#### Written task:
Without altering anything, repeat each of the records.
--- start Data listing ---
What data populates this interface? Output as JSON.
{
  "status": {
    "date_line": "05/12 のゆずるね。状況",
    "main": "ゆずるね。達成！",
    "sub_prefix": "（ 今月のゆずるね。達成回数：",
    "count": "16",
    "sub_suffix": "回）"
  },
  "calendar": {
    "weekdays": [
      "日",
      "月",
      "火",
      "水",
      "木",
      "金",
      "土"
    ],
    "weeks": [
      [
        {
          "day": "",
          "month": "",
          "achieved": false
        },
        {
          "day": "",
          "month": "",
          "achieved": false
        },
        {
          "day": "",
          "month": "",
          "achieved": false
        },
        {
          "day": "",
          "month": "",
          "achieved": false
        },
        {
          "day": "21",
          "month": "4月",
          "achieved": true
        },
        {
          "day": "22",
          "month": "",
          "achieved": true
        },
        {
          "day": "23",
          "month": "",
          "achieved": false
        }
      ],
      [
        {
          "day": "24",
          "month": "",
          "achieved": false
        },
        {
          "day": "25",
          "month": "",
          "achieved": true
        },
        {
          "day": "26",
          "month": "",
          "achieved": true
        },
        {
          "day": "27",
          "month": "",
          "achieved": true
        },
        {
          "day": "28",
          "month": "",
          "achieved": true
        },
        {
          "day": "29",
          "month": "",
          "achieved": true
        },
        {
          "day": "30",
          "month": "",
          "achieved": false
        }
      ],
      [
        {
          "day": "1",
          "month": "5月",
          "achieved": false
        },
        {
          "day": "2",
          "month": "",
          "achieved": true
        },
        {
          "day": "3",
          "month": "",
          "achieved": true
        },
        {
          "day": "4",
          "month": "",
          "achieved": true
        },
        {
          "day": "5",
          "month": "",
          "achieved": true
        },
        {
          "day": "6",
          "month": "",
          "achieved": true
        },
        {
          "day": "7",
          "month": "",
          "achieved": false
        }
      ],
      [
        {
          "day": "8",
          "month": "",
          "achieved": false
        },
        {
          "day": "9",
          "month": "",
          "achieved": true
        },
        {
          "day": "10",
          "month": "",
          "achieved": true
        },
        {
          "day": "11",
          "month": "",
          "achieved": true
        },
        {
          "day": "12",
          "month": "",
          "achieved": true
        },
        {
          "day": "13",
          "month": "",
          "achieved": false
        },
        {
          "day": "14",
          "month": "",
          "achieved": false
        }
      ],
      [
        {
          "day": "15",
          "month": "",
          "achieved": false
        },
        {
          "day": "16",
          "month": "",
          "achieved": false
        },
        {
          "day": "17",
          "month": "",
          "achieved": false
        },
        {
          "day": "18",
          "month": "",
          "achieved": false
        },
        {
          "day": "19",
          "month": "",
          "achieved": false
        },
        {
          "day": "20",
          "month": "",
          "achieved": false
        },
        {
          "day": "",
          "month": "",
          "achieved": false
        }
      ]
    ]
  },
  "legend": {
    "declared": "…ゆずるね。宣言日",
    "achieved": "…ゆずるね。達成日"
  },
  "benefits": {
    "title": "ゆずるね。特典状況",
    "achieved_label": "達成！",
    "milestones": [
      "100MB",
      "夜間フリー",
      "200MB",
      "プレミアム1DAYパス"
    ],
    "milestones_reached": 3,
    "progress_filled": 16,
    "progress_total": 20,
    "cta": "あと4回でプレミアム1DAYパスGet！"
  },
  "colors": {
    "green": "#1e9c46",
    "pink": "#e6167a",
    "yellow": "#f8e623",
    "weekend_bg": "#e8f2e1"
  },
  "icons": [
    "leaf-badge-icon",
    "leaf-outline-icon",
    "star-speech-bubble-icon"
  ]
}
--- end Data listing ---
#### Answer below:
What data populates this interface? Output as JSON.
{
  "status": {
    "date_line": "05/12 のゆずるね。状況",
    "main": "ゆずるね。達成！",
    "sub_prefix": "（ 今月のゆずるね。達成回数：",
    "count": "16",
    "sub_suffix": "回）"
  },
  "calendar": {
    "weekdays": [
      "日",
      "月",
      "火",
      "水",
      "木",
      "金",
      "土"
    ],
    "weeks": [
      [
        {
          "day": "",
          "month": "",
          "achieved": false
        },
        {
          "day": "",
          "month": "",
          "achieved": false
        },
        {
          "day": "",
          "month": "",
          "achieved": false
        },
        {
          "day": "",
          "month": "",
          "achieved": false
        },
        {
          "day": "21",
          "month": "4月",
          "achieved": true
        },
        {
          "day": "22",
          "month": "",
          "achieved": true
        },
        {
          "day": "23",
          "month": "",
          "achieved": false
        }
      ],
      [
        {
          "day": "24",
          "month": "",
          "achieved": false
        },
        {
          "day": "25",
          "month": "",
          "achieved": true
        },
        {
          "day": "26",
          "month": "",
          "achieved": true
        },
        {
          "day": "27",
          "month": "",
          "achieved": true
        },
        {
          "day": "28",
          "month": "",
          "achieved": true
        },
        {
          "day": "29",
          "month": "",
          "achieved": true
        },
        {
          "day": "30",
          "month": "",
          "achieved": false
        }
      ],
      [
        {
          "day": "1",
          "month": "5月",
          "achieved": false
        },
        {
          "day": "2",
          "month": "",
          "achieved": true
        },
        {
          "day": "3",
          "month": "",
          "achieved": true
        },
        {
          "day": "4",
          "month": "",
          "achieved": true
        },
        {
          "day": "5",
          "month": "",
          "achieved": true
        },
        {
          "day": "6",
          "month": "",
          "achieved": true
        },
        {
          "day": "7",
          "month": "",
          "achieved": false
        }
      ],
      [
        {
          "day": "8",
          "month": "",
          "achieved": false
        },
        {
          "day": "9",
          "month": "",
          "achieved": true
        },
        {
          "day": "10",
          "month": "",
          "achieved": true
        },
        {
          "day": "11",
          "month": "",
          "achieved": true
        },
        {
          "day": "12",
          "month": "",
          "achieved": true
        },
        {
          "day": "13",
          "month": "",
          "achieved": false
        },
        {
          "day": "14",
          "month": "",
          "achieved": false
        }
      ],
      [
        {
          "day": "15",
          "month": "",
          "achieved": false
        },
        {
          "day": "16",
          "month": "",
          "achieved": false
        },
        {
          "day": "17",
          "month": "",
          "achieved": false
        },
        {
          "day": "18",
          "month": "",
          "achieved": false
        },
        {
          "day": "19",
          "month": "",
          "achieved": false
        },
        {
          "day": "20",
          "month": "",
          "achieved": false
        },
        {
          "day": "",
          "month": "",
          "achieved": false
        }
      ]
    ]
  },
  "legend": {
    "declared": "…ゆずるね。宣言日",
    "achieved": "…ゆずるね。達成日"
  },
  "benefits": {
    "title": "ゆずるね。特典状況",
    "achieved_label": "達成！",
    "milestones": [
      "100MB",
      "夜間フリー",
      "200MB",
      "プレミアム1DAYパス"
    ],
    "milestones_reached": 3,
    "progress_filled": 16,
    "progress_total": 20,
    "cta": "あと4回でプレミアム1DAYパスGet！"
  },
  "colors": {
    "green": "#1e9c46",
    "pink": "#e6167a",
    "yellow": "#f8e623",
    "weekend_bg": "#e8f2e1"
  },
  "icons": [
    "leaf-badge-icon",
    "leaf-outline-icon",
    "star-speech-bubble-icon"
  ]
}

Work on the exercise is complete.